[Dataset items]
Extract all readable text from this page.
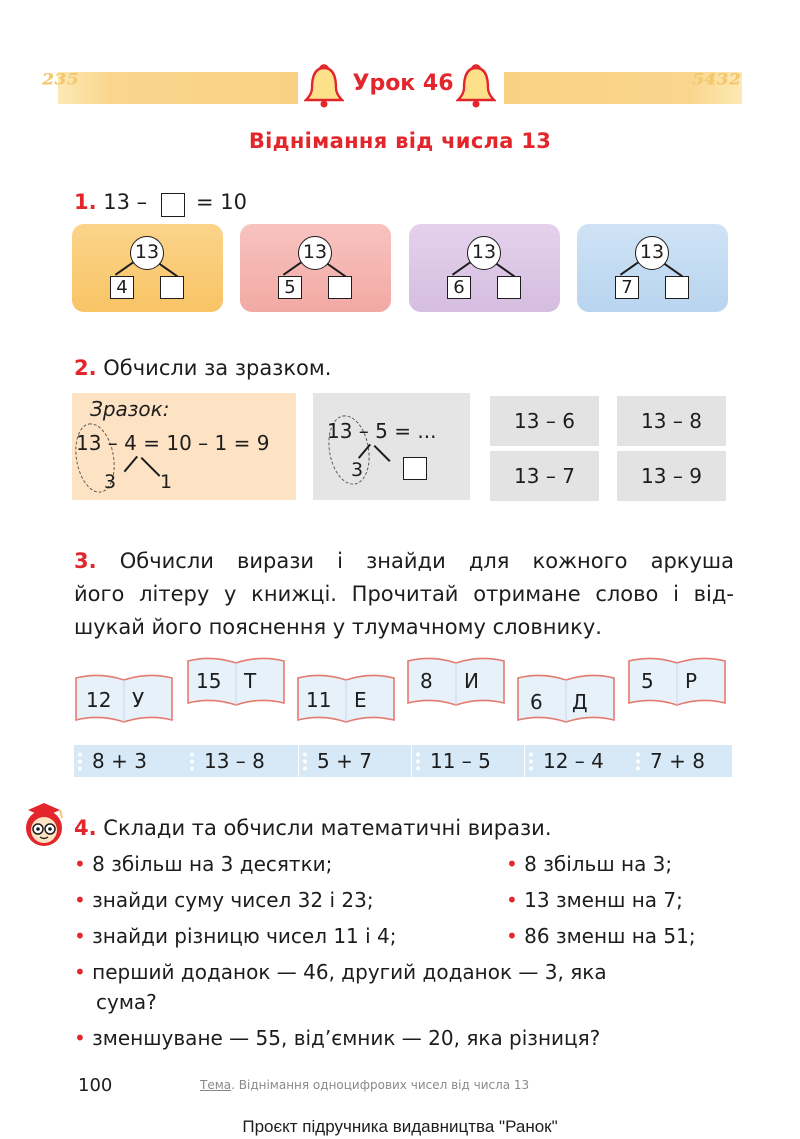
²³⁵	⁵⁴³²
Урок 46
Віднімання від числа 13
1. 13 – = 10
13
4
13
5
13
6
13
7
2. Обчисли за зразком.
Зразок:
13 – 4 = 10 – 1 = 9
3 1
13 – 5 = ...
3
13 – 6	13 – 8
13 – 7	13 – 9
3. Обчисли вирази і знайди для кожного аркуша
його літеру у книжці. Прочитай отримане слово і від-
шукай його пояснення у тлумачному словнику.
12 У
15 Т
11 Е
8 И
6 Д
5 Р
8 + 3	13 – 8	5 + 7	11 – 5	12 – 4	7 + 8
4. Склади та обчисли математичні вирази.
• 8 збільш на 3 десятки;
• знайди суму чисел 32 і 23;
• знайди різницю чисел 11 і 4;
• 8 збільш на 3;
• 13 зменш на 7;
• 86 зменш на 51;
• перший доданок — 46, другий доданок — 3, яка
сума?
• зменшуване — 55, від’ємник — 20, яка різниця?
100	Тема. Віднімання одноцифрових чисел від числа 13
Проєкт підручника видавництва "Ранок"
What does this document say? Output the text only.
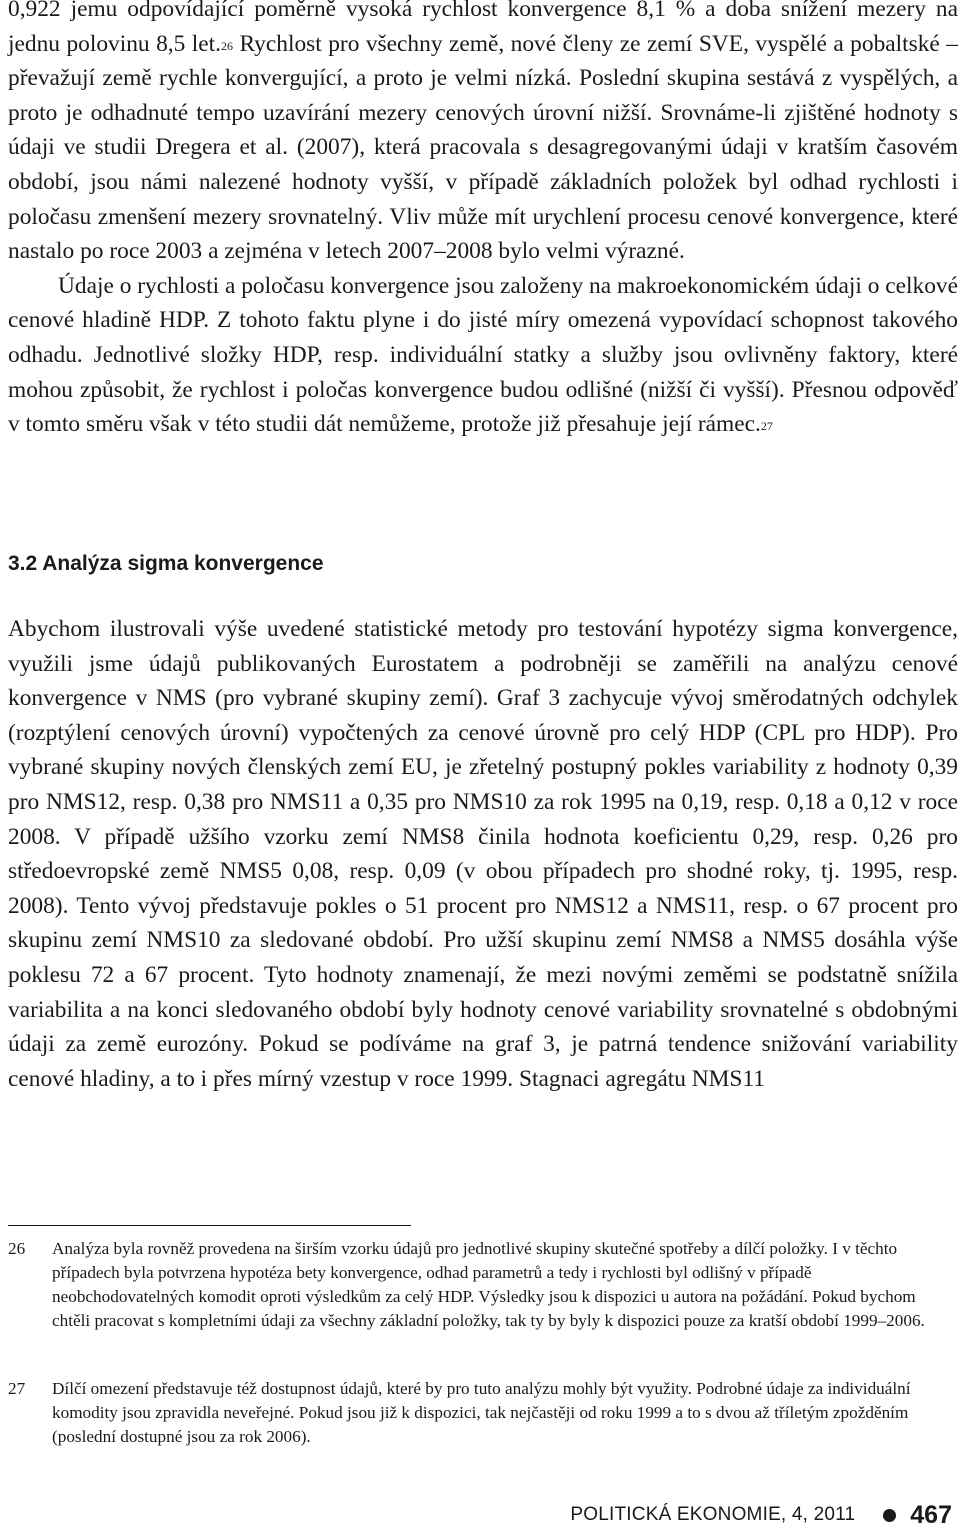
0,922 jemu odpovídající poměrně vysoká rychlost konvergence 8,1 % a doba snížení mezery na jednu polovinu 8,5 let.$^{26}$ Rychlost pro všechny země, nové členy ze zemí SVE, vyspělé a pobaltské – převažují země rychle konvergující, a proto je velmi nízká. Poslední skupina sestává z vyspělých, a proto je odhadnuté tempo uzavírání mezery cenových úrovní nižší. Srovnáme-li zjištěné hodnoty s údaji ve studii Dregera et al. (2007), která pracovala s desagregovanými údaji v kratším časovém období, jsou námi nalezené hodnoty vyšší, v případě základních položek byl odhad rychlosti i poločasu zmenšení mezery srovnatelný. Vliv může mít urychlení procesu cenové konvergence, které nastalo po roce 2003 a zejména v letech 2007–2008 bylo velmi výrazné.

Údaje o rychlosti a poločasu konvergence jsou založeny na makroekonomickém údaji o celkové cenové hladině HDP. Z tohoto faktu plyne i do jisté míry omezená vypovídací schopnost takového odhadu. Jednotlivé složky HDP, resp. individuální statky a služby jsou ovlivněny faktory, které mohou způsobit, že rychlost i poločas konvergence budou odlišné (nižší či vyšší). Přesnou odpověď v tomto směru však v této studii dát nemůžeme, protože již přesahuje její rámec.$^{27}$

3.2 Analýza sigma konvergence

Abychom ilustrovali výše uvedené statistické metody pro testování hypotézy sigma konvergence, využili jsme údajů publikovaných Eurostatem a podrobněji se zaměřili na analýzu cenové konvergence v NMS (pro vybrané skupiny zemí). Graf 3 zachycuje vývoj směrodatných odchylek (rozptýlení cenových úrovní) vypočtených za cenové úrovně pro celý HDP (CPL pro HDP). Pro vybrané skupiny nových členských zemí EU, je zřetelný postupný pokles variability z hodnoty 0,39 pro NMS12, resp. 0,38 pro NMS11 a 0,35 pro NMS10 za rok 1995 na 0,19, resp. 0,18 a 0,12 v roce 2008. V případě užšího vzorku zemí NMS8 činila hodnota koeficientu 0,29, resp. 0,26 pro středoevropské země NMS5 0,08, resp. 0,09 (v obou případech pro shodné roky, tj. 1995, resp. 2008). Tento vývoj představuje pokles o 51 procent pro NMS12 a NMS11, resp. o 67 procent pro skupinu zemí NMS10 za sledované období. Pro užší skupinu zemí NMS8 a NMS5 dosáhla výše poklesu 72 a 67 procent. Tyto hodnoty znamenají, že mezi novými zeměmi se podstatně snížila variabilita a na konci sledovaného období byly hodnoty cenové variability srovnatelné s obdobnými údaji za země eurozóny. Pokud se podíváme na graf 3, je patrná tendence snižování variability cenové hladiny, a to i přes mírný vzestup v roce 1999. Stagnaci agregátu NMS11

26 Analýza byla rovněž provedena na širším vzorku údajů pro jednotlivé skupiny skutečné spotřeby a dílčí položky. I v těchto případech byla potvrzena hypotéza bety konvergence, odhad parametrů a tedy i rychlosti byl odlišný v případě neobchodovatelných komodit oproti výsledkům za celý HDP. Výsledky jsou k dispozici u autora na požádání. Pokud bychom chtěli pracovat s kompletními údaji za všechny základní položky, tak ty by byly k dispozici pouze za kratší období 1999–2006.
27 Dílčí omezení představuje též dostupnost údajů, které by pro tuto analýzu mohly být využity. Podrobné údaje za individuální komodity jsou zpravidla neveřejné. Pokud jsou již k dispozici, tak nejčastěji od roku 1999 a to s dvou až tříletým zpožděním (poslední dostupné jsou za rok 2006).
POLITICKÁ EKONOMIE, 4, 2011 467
* * *
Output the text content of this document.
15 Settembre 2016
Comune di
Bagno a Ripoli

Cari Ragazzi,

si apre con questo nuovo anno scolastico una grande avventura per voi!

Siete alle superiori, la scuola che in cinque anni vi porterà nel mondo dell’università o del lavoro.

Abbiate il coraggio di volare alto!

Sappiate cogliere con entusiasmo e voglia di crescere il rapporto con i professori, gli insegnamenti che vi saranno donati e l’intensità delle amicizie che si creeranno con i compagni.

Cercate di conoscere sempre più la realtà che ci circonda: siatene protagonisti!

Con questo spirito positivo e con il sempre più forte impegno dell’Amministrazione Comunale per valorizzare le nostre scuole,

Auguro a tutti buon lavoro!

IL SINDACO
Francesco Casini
...
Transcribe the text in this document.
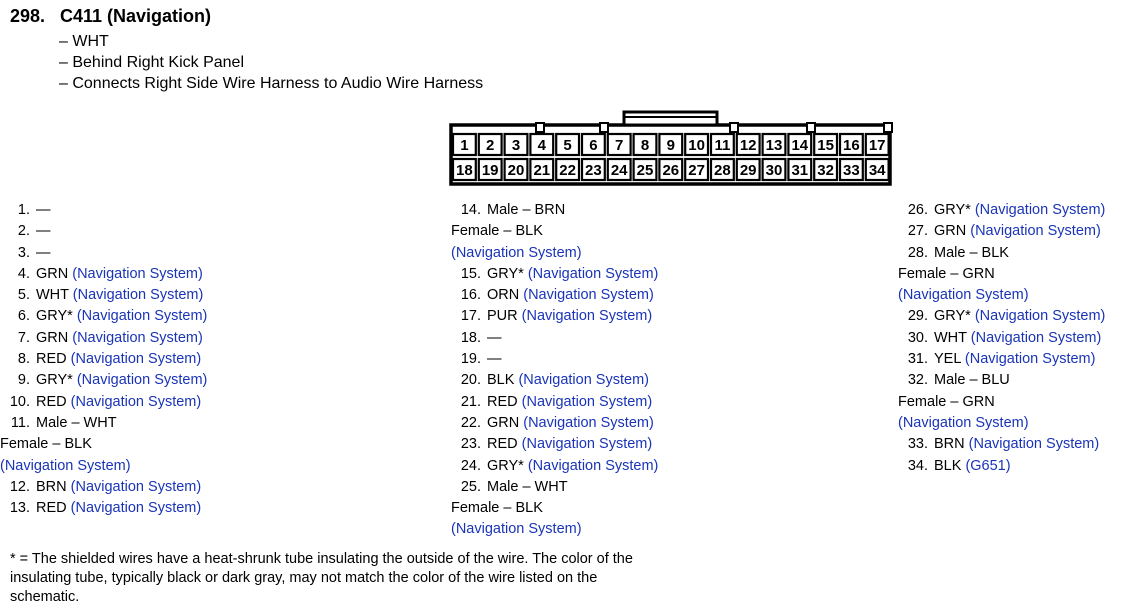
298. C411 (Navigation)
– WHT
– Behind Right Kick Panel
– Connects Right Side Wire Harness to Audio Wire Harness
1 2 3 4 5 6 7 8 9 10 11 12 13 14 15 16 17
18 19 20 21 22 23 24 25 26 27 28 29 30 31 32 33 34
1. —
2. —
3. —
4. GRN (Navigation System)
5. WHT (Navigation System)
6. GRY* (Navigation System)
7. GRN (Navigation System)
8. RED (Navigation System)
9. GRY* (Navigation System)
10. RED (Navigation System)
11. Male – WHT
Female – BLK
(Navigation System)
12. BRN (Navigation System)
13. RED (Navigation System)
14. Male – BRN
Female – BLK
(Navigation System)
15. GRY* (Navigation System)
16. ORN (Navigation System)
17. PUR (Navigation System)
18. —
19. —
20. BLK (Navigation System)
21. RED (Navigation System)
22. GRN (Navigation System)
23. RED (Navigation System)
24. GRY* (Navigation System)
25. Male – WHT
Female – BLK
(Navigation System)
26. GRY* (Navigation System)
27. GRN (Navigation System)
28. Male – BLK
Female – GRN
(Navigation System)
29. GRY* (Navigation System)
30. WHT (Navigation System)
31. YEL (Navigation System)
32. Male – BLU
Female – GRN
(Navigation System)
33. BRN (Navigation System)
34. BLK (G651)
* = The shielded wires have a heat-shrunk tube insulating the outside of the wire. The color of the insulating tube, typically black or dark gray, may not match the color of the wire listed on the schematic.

TASK INSTRUCTIONS: Check each line above for the word "this", and copy the lines where it appears.

EXERCISE RESULT:
Extract all readable text from this page.
What does this document say? Output the text only.
Output the text content of this document.
Transcribe the text in this document.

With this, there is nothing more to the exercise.